Data entries
◆ ◆ ◆ ◆ ◆ ◆ ◆
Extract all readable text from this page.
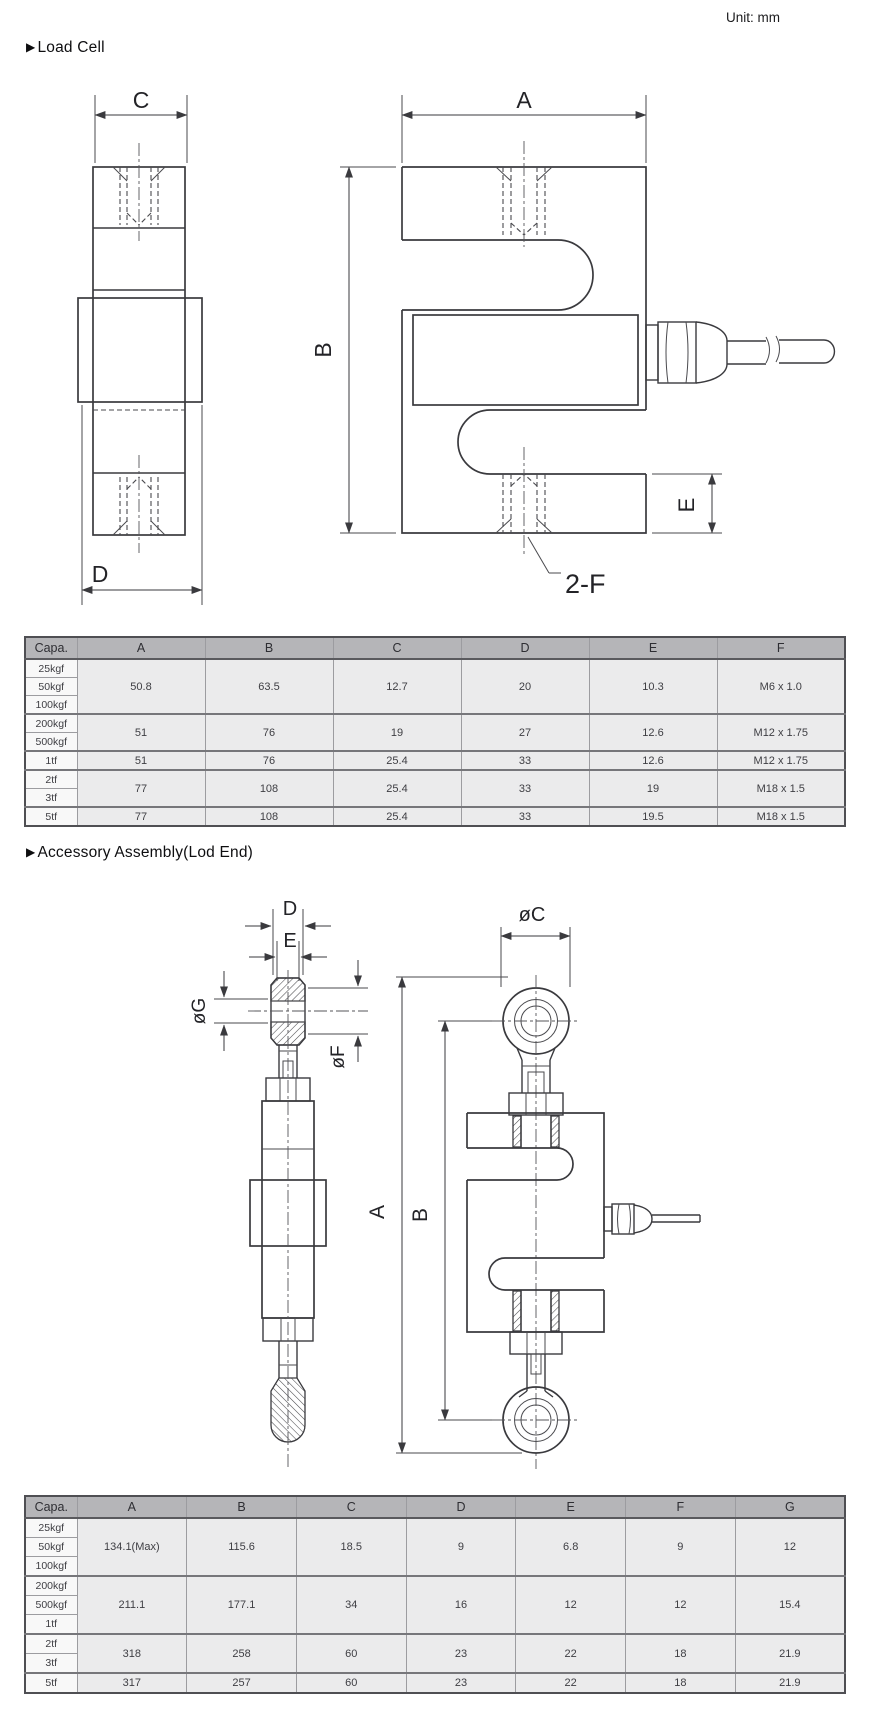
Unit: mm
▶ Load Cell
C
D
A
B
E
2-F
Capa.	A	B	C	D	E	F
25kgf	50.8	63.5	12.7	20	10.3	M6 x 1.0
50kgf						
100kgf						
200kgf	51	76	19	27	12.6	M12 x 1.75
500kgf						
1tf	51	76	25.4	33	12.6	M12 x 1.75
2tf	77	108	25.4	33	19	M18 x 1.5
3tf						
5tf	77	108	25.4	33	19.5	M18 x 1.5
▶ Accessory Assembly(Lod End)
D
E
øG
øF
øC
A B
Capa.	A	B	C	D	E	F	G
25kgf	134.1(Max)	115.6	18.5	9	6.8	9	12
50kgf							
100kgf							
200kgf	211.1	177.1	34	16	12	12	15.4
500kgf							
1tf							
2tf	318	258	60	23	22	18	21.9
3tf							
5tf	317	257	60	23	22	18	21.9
◆ ◆ ◆ ◆ ◆ ◆ ◆
Do this:
Without including any pictures, please restate all the records exactly.

Answer for the task:
Extract all readable text from this page.
Unit: mm
▶ Load Cell
C
D
A
B
E
2-F
Capa.	A	B	C	D	E	F
25kgf	50.8	63.5	12.7	20	10.3	M6 x 1.0
50kgf						
100kgf						
200kgf	51	76	19	27	12.6	M12 x 1.75
500kgf						
1tf	51	76	25.4	33	12.6	M12 x 1.75
2tf	77	108	25.4	33	19	M18 x 1.5
3tf						
5tf	77	108	25.4	33	19.5	M18 x 1.5
▶ Accessory Assembly(Lod End)
D
E
øG
øF
øC
A B
Capa.	A	B	C	D	E	F	G
25kgf	134.1(Max)	115.6	18.5	9	6.8	9	12
50kgf							
100kgf							
200kgf	211.1	177.1	34	16	12	12	15.4
500kgf							
1tf							
2tf	318	258	60	23	22	18	21.9
3tf							
5tf	317	257	60	23	22	18	21.9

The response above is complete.